What is required:
Lines containing the word "diferenciación" are the ones to copy from the records below.

* Begin *

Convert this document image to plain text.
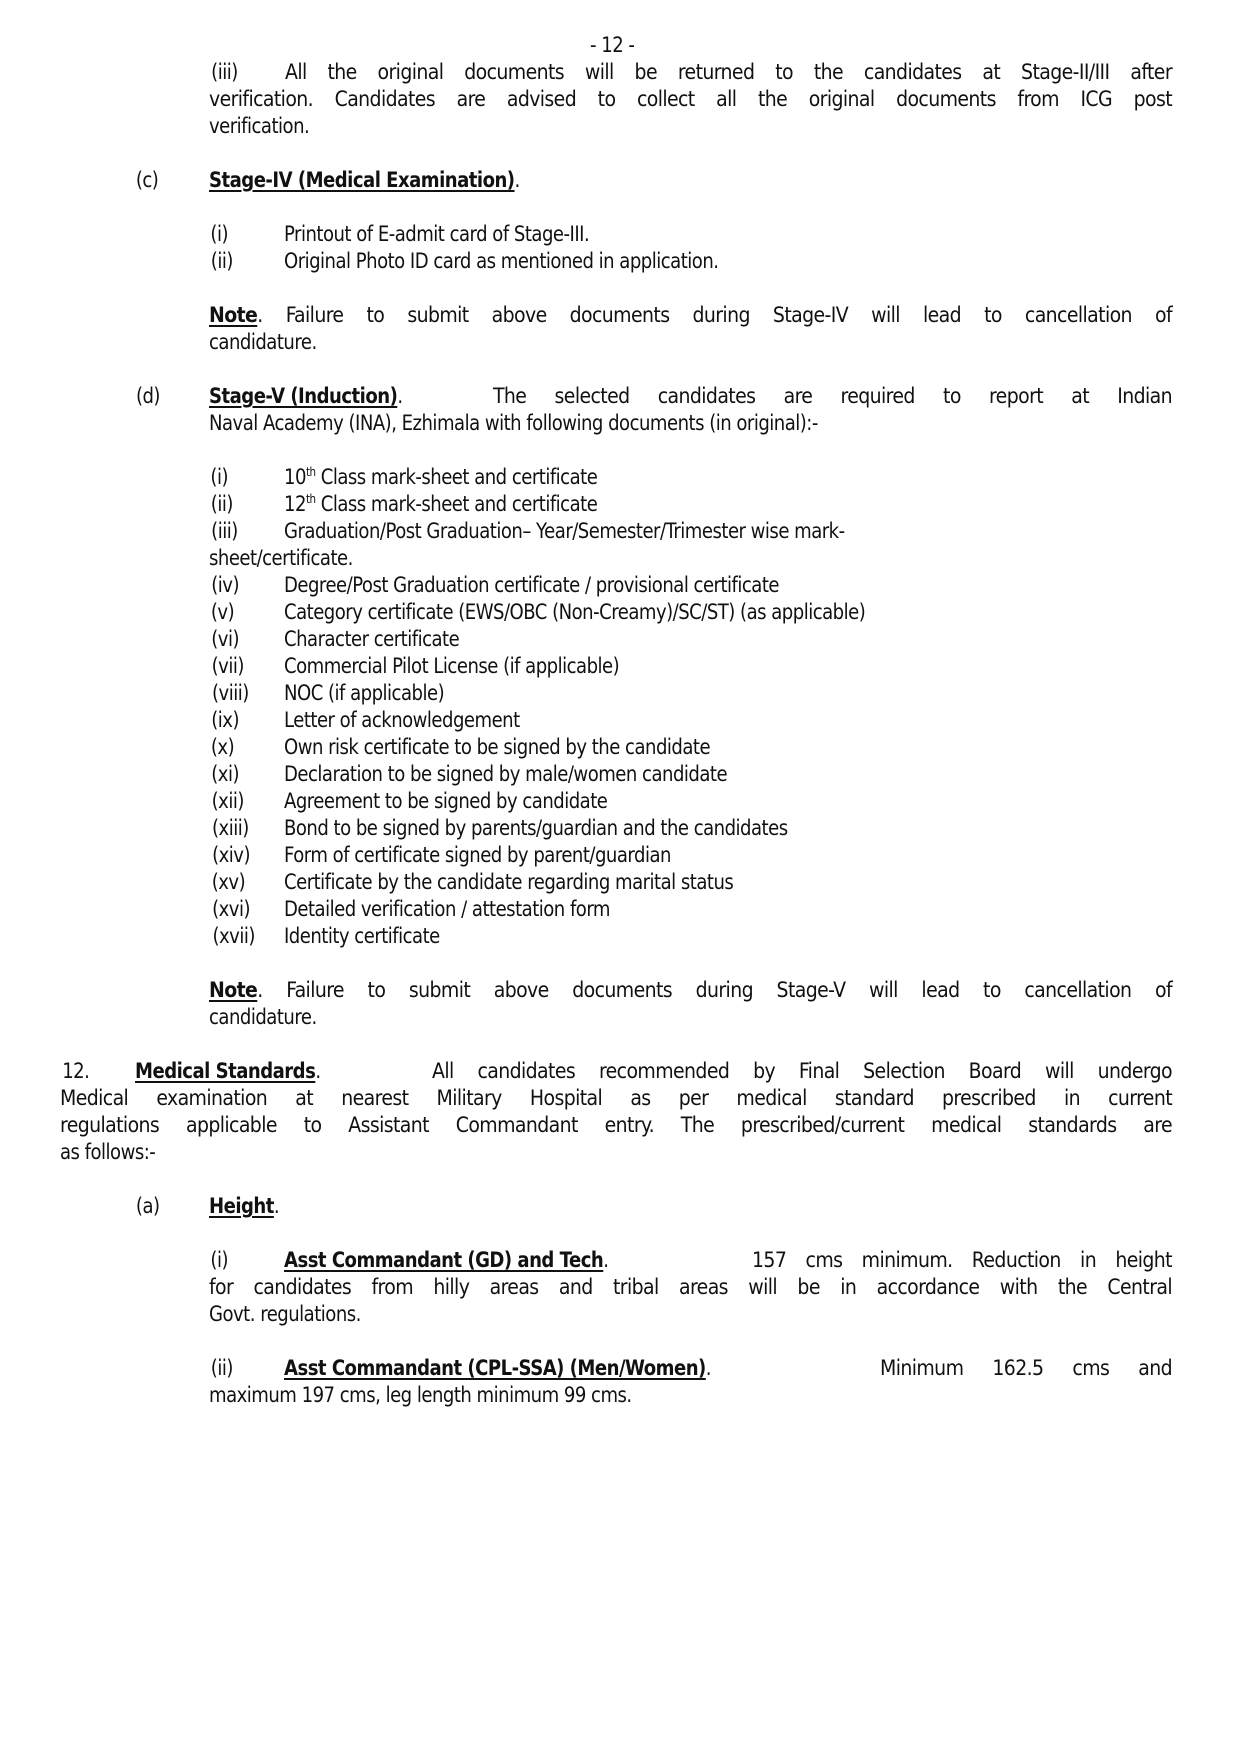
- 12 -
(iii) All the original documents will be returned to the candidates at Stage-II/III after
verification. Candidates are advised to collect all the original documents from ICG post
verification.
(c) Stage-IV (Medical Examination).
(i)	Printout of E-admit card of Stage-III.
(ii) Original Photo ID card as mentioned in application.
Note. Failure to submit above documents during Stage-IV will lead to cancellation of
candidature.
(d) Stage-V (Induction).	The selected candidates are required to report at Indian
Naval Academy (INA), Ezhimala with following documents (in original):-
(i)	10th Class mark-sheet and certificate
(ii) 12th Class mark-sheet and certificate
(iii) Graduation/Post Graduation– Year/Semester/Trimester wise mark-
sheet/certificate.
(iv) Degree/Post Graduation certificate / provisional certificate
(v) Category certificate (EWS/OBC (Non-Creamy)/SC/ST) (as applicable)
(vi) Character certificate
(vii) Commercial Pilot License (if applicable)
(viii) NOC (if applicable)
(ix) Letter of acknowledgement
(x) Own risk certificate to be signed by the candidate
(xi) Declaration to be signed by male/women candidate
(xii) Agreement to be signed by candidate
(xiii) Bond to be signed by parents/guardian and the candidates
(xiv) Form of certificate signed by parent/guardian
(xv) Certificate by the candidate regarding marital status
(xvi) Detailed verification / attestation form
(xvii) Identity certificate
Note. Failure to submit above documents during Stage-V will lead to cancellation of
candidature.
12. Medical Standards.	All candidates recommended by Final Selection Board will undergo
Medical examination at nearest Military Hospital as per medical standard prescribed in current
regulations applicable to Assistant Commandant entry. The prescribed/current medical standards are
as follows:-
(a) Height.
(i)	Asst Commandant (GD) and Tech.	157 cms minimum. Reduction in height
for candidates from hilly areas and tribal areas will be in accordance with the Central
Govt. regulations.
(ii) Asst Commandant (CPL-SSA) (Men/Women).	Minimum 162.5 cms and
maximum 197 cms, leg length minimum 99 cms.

* End *
* Begin *

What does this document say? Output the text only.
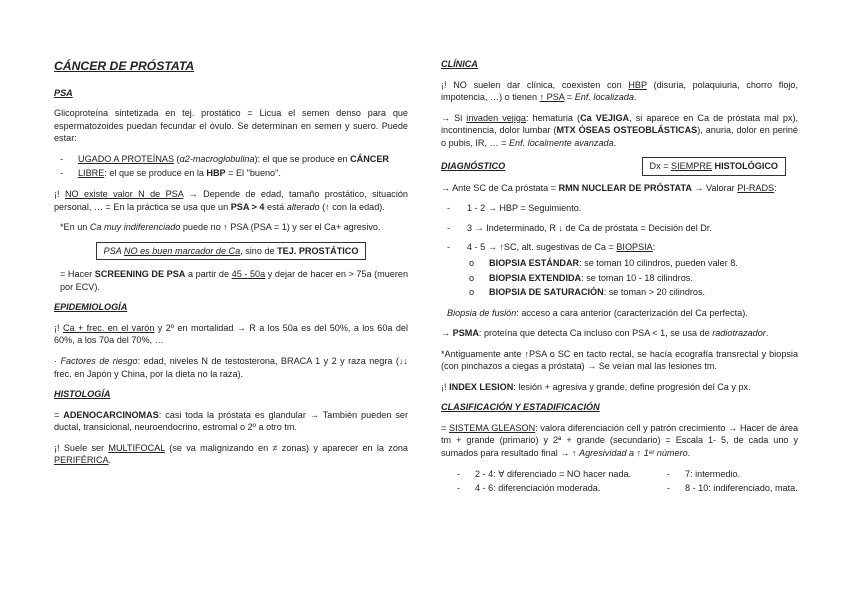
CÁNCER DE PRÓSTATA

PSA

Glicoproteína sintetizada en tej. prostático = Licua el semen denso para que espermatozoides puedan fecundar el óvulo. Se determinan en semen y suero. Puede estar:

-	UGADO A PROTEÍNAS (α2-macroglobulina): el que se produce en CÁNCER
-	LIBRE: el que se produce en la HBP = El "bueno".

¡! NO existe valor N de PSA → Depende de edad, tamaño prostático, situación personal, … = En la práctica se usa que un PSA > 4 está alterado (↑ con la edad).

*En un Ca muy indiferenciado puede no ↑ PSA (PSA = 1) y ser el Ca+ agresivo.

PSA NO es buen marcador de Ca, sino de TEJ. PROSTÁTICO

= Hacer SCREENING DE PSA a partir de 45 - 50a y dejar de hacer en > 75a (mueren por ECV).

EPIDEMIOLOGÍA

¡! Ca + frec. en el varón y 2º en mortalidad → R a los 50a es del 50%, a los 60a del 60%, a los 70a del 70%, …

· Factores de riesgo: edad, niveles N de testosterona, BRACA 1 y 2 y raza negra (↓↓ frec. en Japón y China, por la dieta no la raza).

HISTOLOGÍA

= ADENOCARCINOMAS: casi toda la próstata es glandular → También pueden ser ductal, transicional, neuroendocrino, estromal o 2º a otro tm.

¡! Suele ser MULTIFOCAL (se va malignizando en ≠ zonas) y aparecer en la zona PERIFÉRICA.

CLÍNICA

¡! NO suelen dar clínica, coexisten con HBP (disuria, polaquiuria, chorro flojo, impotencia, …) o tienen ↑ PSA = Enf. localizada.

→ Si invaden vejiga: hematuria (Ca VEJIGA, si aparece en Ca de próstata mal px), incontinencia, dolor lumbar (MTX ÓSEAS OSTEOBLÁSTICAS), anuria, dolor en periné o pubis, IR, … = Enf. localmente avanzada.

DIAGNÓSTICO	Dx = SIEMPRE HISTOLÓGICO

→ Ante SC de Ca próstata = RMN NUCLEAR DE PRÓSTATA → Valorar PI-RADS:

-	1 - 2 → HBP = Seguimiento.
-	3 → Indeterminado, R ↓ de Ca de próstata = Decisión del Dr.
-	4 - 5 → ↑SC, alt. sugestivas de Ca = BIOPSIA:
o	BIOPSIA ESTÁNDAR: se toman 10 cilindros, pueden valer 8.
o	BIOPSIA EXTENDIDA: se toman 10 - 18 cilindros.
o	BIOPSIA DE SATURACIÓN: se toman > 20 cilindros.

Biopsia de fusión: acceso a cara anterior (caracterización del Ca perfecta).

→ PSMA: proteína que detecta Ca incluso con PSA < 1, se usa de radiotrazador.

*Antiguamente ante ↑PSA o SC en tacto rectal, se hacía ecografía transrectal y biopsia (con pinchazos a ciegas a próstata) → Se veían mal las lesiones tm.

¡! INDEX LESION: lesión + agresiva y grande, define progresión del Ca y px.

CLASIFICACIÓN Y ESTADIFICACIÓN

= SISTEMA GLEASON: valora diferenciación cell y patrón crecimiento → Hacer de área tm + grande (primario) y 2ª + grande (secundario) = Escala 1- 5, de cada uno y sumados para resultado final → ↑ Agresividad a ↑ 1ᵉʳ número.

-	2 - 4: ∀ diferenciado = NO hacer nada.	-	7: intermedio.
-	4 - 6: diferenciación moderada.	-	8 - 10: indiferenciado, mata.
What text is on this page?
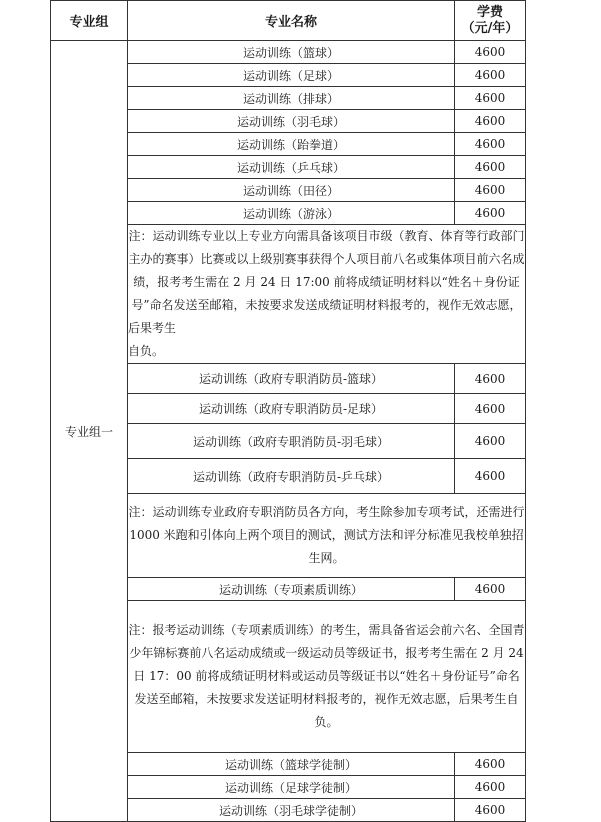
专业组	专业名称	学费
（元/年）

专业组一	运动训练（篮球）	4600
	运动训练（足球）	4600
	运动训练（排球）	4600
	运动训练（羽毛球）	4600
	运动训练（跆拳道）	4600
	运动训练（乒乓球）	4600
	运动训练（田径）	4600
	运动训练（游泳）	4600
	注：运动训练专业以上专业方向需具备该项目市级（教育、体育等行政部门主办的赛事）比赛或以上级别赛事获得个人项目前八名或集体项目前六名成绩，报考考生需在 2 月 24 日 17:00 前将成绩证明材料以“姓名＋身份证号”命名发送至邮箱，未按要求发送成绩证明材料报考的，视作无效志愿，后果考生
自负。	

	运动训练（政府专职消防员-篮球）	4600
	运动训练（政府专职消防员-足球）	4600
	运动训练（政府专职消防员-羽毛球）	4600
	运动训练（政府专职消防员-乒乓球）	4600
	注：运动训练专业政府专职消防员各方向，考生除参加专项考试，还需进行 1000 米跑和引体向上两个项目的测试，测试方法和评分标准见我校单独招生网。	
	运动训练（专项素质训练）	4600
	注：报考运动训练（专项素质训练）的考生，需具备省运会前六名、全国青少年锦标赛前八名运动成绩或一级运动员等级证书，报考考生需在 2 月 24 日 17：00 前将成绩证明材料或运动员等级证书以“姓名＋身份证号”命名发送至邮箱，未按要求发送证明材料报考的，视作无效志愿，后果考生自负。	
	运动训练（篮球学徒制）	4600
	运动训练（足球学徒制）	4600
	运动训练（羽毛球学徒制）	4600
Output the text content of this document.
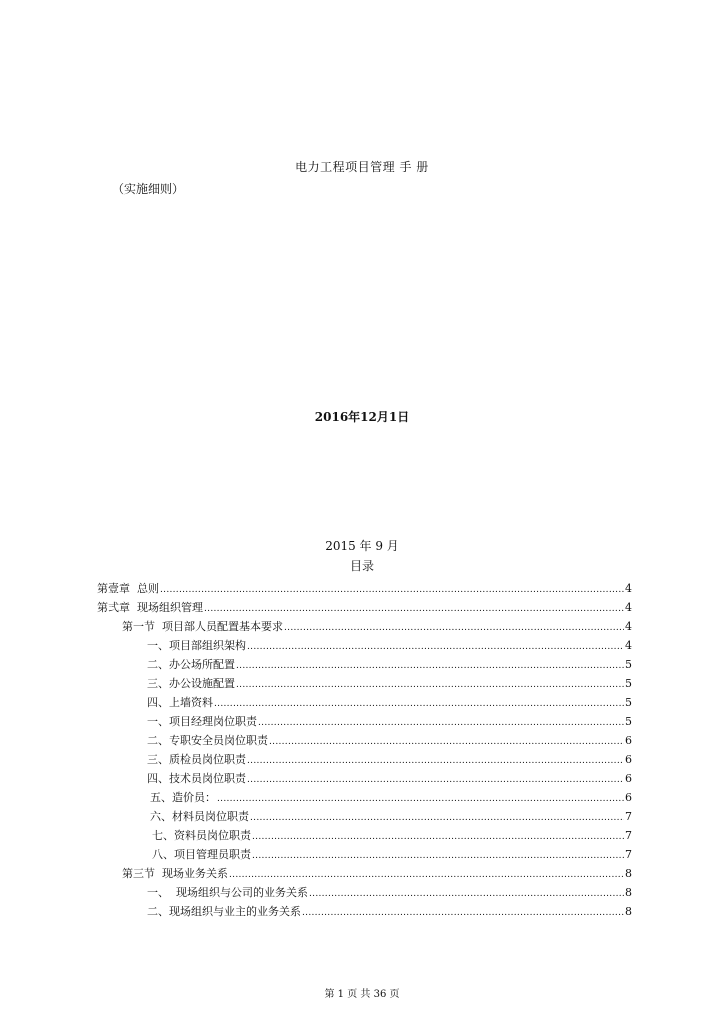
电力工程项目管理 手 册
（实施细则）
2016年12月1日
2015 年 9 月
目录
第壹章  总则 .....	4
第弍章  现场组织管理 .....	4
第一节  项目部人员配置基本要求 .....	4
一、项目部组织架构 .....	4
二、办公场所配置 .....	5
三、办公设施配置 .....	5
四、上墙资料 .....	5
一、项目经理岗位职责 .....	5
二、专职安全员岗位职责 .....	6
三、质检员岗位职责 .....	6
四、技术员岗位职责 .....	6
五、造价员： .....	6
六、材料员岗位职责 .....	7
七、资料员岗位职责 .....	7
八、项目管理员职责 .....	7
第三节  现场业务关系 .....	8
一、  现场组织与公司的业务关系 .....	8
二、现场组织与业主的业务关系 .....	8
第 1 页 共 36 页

* End *
* Begin *

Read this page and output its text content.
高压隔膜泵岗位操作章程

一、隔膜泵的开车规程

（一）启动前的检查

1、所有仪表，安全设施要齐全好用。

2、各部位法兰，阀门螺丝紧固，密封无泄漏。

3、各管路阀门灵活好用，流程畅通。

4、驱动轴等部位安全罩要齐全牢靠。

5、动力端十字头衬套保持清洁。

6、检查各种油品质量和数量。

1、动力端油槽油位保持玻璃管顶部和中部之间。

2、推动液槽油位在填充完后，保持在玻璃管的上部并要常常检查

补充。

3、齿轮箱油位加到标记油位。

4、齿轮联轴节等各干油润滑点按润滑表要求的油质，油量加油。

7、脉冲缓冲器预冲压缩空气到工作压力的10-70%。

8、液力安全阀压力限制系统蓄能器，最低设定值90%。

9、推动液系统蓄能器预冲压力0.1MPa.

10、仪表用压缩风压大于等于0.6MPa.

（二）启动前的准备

* End *

Reply:
= SISTEMA GLEASON: valora diferenciación cell y patrón crecimiento → Hacer de área tm + grande (primario) y 2ª + grande (secundario) = Escala 1- 5, de cada uno y sumados para resultado final → ↑ Agresividad a ↑ 1ᵉʳ número.
-	4 - 6: diferenciación moderada.	-	8 - 10: indiferenciado, mata.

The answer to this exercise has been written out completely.